GOAL:
Without including any pictures, copy each entry below exactly.
### RECORDS FOR PROCESSING ###
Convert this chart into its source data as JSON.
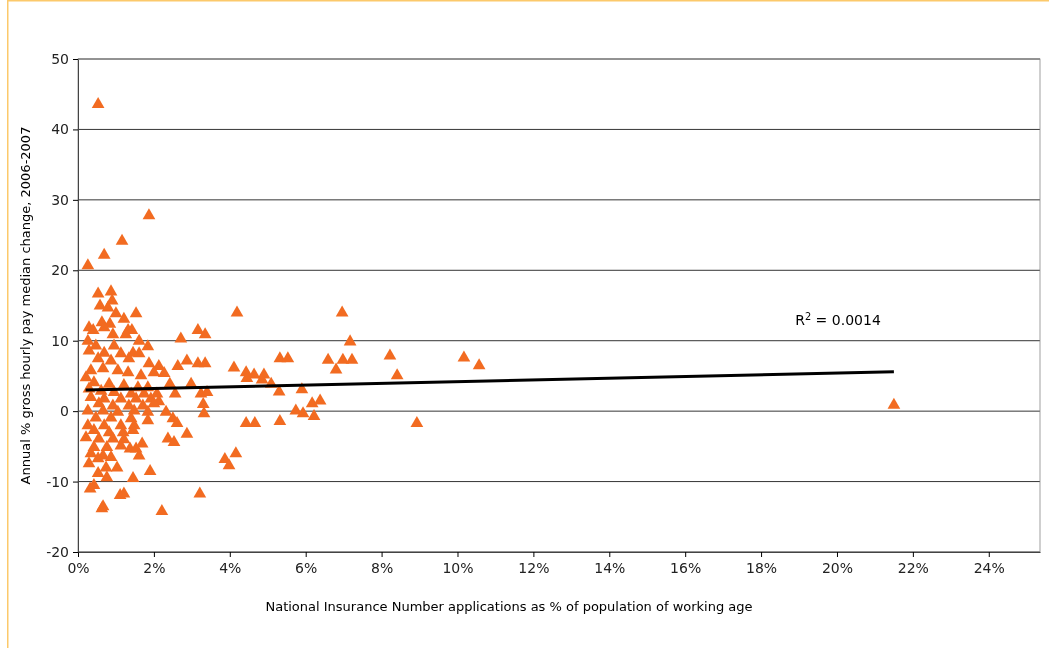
{
  "chart_data": {
    "type": "scatter",
    "xlabel": "National Insurance Number applications as % of population of working age",
    "ylabel": "Annual % gross hourly pay median change, 2006-2007",
    "xlim": [
      0,
      25.35
    ],
    "ylim": [
      -20,
      50
    ],
    "xticks": [
      {
        "value": 0,
        "label": "0%"
      },
      {
        "value": 2,
        "label": "2%"
      },
      {
        "value": 4,
        "label": "4%"
      },
      {
        "value": 6,
        "label": "6%"
      },
      {
        "value": 8,
        "label": "8%"
      },
      {
        "value": 10,
        "label": "10%"
      },
      {
        "value": 12,
        "label": "12%"
      },
      {
        "value": 14,
        "label": "14%"
      },
      {
        "value": 16,
        "label": "16%"
      },
      {
        "value": 18,
        "label": "18%"
      },
      {
        "value": 20,
        "label": "20%"
      },
      {
        "value": 22,
        "label": "22%"
      },
      {
        "value": 24,
        "label": "24%"
      }
    ],
    "yticks": [
      -20,
      -10,
      0,
      10,
      20,
      30,
      40,
      50
    ],
    "grid": "y",
    "marker": "triangle",
    "annotations": [
      "R$^{2}$ = 0.0014"
    ],
    "series": [
      {
        "color": "#f26b21",
        "x": [
          0.53,
          1.87,
          1.16,
          0.69,
          0.26,
          0.53,
          0.87,
          0.9,
          0.58,
          0.79,
          1.0,
          1.53,
          1.21,
          0.29,
          0.63,
          0.84,
          0.69,
          0.4,
          0.92,
          1.32,
          1.42,
          1.26,
          0.26,
          2.71,
          3.16,
          3.35,
          1.61,
          0.47,
          0.95,
          1.84,
          0.29,
          1.45,
          0.69,
          1.13,
          1.61,
          0.53,
          0.87,
          1.34,
          1.87,
          2.13,
          2.87,
          3.16,
          2.63,
          4.11,
          4.43,
          4.64,
          4.9,
          0.34,
          0.21,
          0.66,
          1.05,
          1.32,
          1.66,
          2.0,
          2.27,
          2.42,
          2.98,
          0.42,
          0.82,
          1.21,
          1.58,
          1.84,
          0.29,
          0.61,
          0.95,
          1.4,
          1.74,
          2.08,
          2.56,
          3.24,
          0.34,
          0.69,
          1.13,
          1.53,
          1.92,
          2.13,
          0.55,
          0.92,
          1.34,
          1.71,
          2.0,
          0.26,
          0.66,
          1.05,
          1.48,
          1.84,
          2.32,
          3.32,
          0.47,
          0.87,
          1.4,
          1.84,
          2.5,
          0.26,
          0.69,
          1.13,
          1.48,
          2.61,
          4.43,
          4.66,
          0.42,
          0.82,
          1.19,
          1.45,
          0.21,
          0.55,
          0.92,
          1.21,
          2.37,
          2.53,
          2.87,
          0.42,
          0.76,
          1.13,
          1.37,
          1.69,
          0.34,
          0.66,
          0.87,
          1.53,
          1.61,
          3.87,
          3.98,
          4.16,
          0.29,
          0.53,
          0.74,
          1.03,
          0.53,
          0.76,
          1.45,
          1.9,
          0.32,
          0.42,
          1.11,
          1.21,
          3.21,
          0.66,
          0.63,
          2.21,
          4.19,
          6.96,
          7.17,
          3.35,
          4.45,
          4.85,
          5.09,
          5.32,
          5.53,
          6.59,
          6.8,
          6.98,
          7.22,
          8.22,
          8.41,
          10.17,
          10.57,
          8.93,
          5.3,
          5.9,
          3.4,
          3.3,
          5.74,
          5.93,
          6.17,
          6.38,
          6.22,
          5.32,
          21.5
        ],
        "values": [
          43.7,
          27.9,
          24.3,
          22.3,
          20.8,
          16.8,
          17.1,
          15.8,
          15.1,
          14.8,
          14.0,
          14.0,
          13.2,
          12.0,
          12.7,
          12.5,
          12.0,
          11.6,
          11.0,
          11.6,
          11.6,
          11.0,
          10.1,
          10.4,
          11.6,
          11.0,
          10.1,
          9.4,
          9.4,
          9.3,
          8.7,
          8.4,
          8.4,
          8.3,
          8.3,
          7.6,
          7.3,
          7.6,
          6.9,
          6.5,
          7.3,
          6.9,
          6.5,
          6.3,
          5.6,
          5.3,
          5.3,
          5.9,
          4.9,
          6.2,
          5.9,
          5.6,
          5.2,
          5.6,
          5.5,
          4.0,
          4.0,
          4.2,
          4.0,
          3.8,
          3.5,
          3.5,
          3.3,
          3.0,
          2.8,
          2.6,
          2.6,
          2.6,
          2.6,
          2.6,
          2.1,
          1.9,
          1.9,
          1.9,
          1.9,
          1.5,
          1.2,
          0.9,
          0.9,
          0.9,
          1.2,
          0.2,
          0.2,
          0.0,
          0.2,
          0.0,
          0.0,
          -0.2,
          -0.8,
          -0.8,
          -0.9,
          -1.2,
          -0.9,
          -1.9,
          -1.9,
          -1.9,
          -1.9,
          -1.6,
          -1.6,
          -1.6,
          -2.6,
          -2.9,
          -2.9,
          -2.6,
          -3.6,
          -3.8,
          -3.8,
          -3.9,
          -3.8,
          -4.3,
          -3.1,
          -5.0,
          -5.0,
          -4.8,
          -5.2,
          -4.5,
          -5.9,
          -6.2,
          -6.4,
          -5.2,
          -6.2,
          -6.7,
          -7.6,
          -5.9,
          -7.3,
          -6.6,
          -7.9,
          -7.9,
          -8.7,
          -9.3,
          -9.4,
          -8.4,
          -10.9,
          -10.4,
          -11.8,
          -11.6,
          -11.6,
          -13.4,
          -13.7,
          -14.1,
          14.1,
          14.1,
          10.0,
          6.9,
          4.8,
          4.6,
          4.0,
          7.6,
          7.6,
          7.4,
          6.0,
          7.4,
          7.4,
          8.0,
          5.2,
          7.7,
          6.6,
          -1.6,
          2.9,
          3.2,
          2.8,
          1.1,
          0.2,
          -0.2,
          1.2,
          1.6,
          -0.6,
          -1.3,
          1.0
        ]
      },
      {
        "type": "line",
        "color": "#000000",
        "marker": "none",
        "line_style": "solid",
        "x": [
          0.2,
          21.5
        ],
        "values": [
          3.0,
          5.6
        ]
      }
    ]
  }
}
###
RESPONSE TO THE TASK:
Convert this chart into its source data as JSON.
{
  "chart_data": {
    "type": "scatter",
    "xlabel": "National Insurance Number applications as % of population of working age",
    "ylabel": "Annual % gross hourly pay median change, 2006-2007",
    "xlim": [
      0,
      25.35
    ],
    "ylim": [
      -20,
      50
    ],
    "xticks": [
      {
        "value": 0,
        "label": "0%"
      },
      {
        "value": 2,
        "label": "2%"
      },
      {
        "value": 4,
        "label": "4%"
      },
      {
        "value": 6,
        "label": "6%"
      },
      {
        "value": 8,
        "label": "8%"
      },
      {
        "value": 10,
        "label": "10%"
      },
      {
        "value": 12,
        "label": "12%"
      },
      {
        "value": 14,
        "label": "14%"
      },
      {
        "value": 16,
        "label": "16%"
      },
      {
        "value": 18,
        "label": "18%"
      },
      {
        "value": 20,
        "label": "20%"
      },
      {
        "value": 22,
        "label": "22%"
      },
      {
        "value": 24,
        "label": "24%"
      }
    ],
    "yticks": [
      -20,
      -10,
      0,
      10,
      20,
      30,
      40,
      50
    ],
    "grid": "y",
    "marker": "triangle",
    "annotations": [
      "R$^{2}$ = 0.0014"
    ],
    "series": [
      {
        "color": "#f26b21",
        "x": [
          0.53,
          1.87,
          1.16,
          0.69,
          0.26,
          0.53,
          0.87,
          0.9,
          0.58,
          0.79,
          1.0,
          1.53,
          1.21,
          0.29,
          0.63,
          0.84,
          0.69,
          0.4,
          0.92,
          1.32,
          1.42,
          1.26,
          0.26,
          2.71,
          3.16,
          3.35,
          1.61,
          0.47,
          0.95,
          1.84,
          0.29,
          1.45,
          0.69,
          1.13,
          1.61,
          0.53,
          0.87,
          1.34,
          1.87,
          2.13,
          2.87,
          3.16,
          2.63,
          4.11,
          4.43,
          4.64,
          4.9,
          0.34,
          0.21,
          0.66,
          1.05,
          1.32,
          1.66,
          2.0,
          2.27,
          2.42,
          2.98,
          0.42,
          0.82,
          1.21,
          1.58,
          1.84,
          0.29,
          0.61,
          0.95,
          1.4,
          1.74,
          2.08,
          2.56,
          3.24,
          0.34,
          0.69,
          1.13,
          1.53,
          1.92,
          2.13,
          0.55,
          0.92,
          1.34,
          1.71,
          2.0,
          0.26,
          0.66,
          1.05,
          1.48,
          1.84,
          2.32,
          3.32,
          0.47,
          0.87,
          1.4,
          1.84,
          2.5,
          0.26,
          0.69,
          1.13,
          1.48,
          2.61,
          4.43,
          4.66,
          0.42,
          0.82,
          1.19,
          1.45,
          0.21,
          0.55,
          0.92,
          1.21,
          2.37,
          2.53,
          2.87,
          0.42,
          0.76,
          1.13,
          1.37,
          1.69,
          0.34,
          0.66,
          0.87,
          1.53,
          1.61,
          3.87,
          3.98,
          4.16,
          0.29,
          0.53,
          0.74,
          1.03,
          0.53,
          0.76,
          1.45,
          1.9,
          0.32,
          0.42,
          1.11,
          1.21,
          3.21,
          0.66,
          0.63,
          2.21,
          4.19,
          6.96,
          7.17,
          3.35,
          4.45,
          4.85,
          5.09,
          5.32,
          5.53,
          6.59,
          6.8,
          6.98,
          7.22,
          8.22,
          8.41,
          10.17,
          10.57,
          8.93,
          5.3,
          5.9,
          3.4,
          3.3,
          5.74,
          5.93,
          6.17,
          6.38,
          6.22,
          5.32,
          21.5
        ],
        "values": [
          43.7,
          27.9,
          24.3,
          22.3,
          20.8,
          16.8,
          17.1,
          15.8,
          15.1,
          14.8,
          14.0,
          14.0,
          13.2,
          12.0,
          12.7,
          12.5,
          12.0,
          11.6,
          11.0,
          11.6,
          11.6,
          11.0,
          10.1,
          10.4,
          11.6,
          11.0,
          10.1,
          9.4,
          9.4,
          9.3,
          8.7,
          8.4,
          8.4,
          8.3,
          8.3,
          7.6,
          7.3,
          7.6,
          6.9,
          6.5,
          7.3,
          6.9,
          6.5,
          6.3,
          5.6,
          5.3,
          5.3,
          5.9,
          4.9,
          6.2,
          5.9,
          5.6,
          5.2,
          5.6,
          5.5,
          4.0,
          4.0,
          4.2,
          4.0,
          3.8,
          3.5,
          3.5,
          3.3,
          3.0,
          2.8,
          2.6,
          2.6,
          2.6,
          2.6,
          2.6,
          2.1,
          1.9,
          1.9,
          1.9,
          1.9,
          1.5,
          1.2,
          0.9,
          0.9,
          0.9,
          1.2,
          0.2,
          0.2,
          0.0,
          0.2,
          0.0,
          0.0,
          -0.2,
          -0.8,
          -0.8,
          -0.9,
          -1.2,
          -0.9,
          -1.9,
          -1.9,
          -1.9,
          -1.9,
          -1.6,
          -1.6,
          -1.6,
          -2.6,
          -2.9,
          -2.9,
          -2.6,
          -3.6,
          -3.8,
          -3.8,
          -3.9,
          -3.8,
          -4.3,
          -3.1,
          -5.0,
          -5.0,
          -4.8,
          -5.2,
          -4.5,
          -5.9,
          -6.2,
          -6.4,
          -5.2,
          -6.2,
          -6.7,
          -7.6,
          -5.9,
          -7.3,
          -6.6,
          -7.9,
          -7.9,
          -8.7,
          -9.3,
          -9.4,
          -8.4,
          -10.9,
          -10.4,
          -11.8,
          -11.6,
          -11.6,
          -13.4,
          -13.7,
          -14.1,
          14.1,
          14.1,
          10.0,
          6.9,
          4.8,
          4.6,
          4.0,
          7.6,
          7.6,
          7.4,
          6.0,
          7.4,
          7.4,
          8.0,
          5.2,
          7.7,
          6.6,
          -1.6,
          2.9,
          3.2,
          2.8,
          1.1,
          0.2,
          -0.2,
          1.2,
          1.6,
          -0.6,
          -1.3,
          1.0
        ]
      },
      {
        "type": "line",
        "color": "#000000",
        "marker": "none",
        "line_style": "solid",
        "x": [
          0.2,
          21.5
        ],
        "values": [
          3.0,
          5.6
        ]
      }
    ]
  }
}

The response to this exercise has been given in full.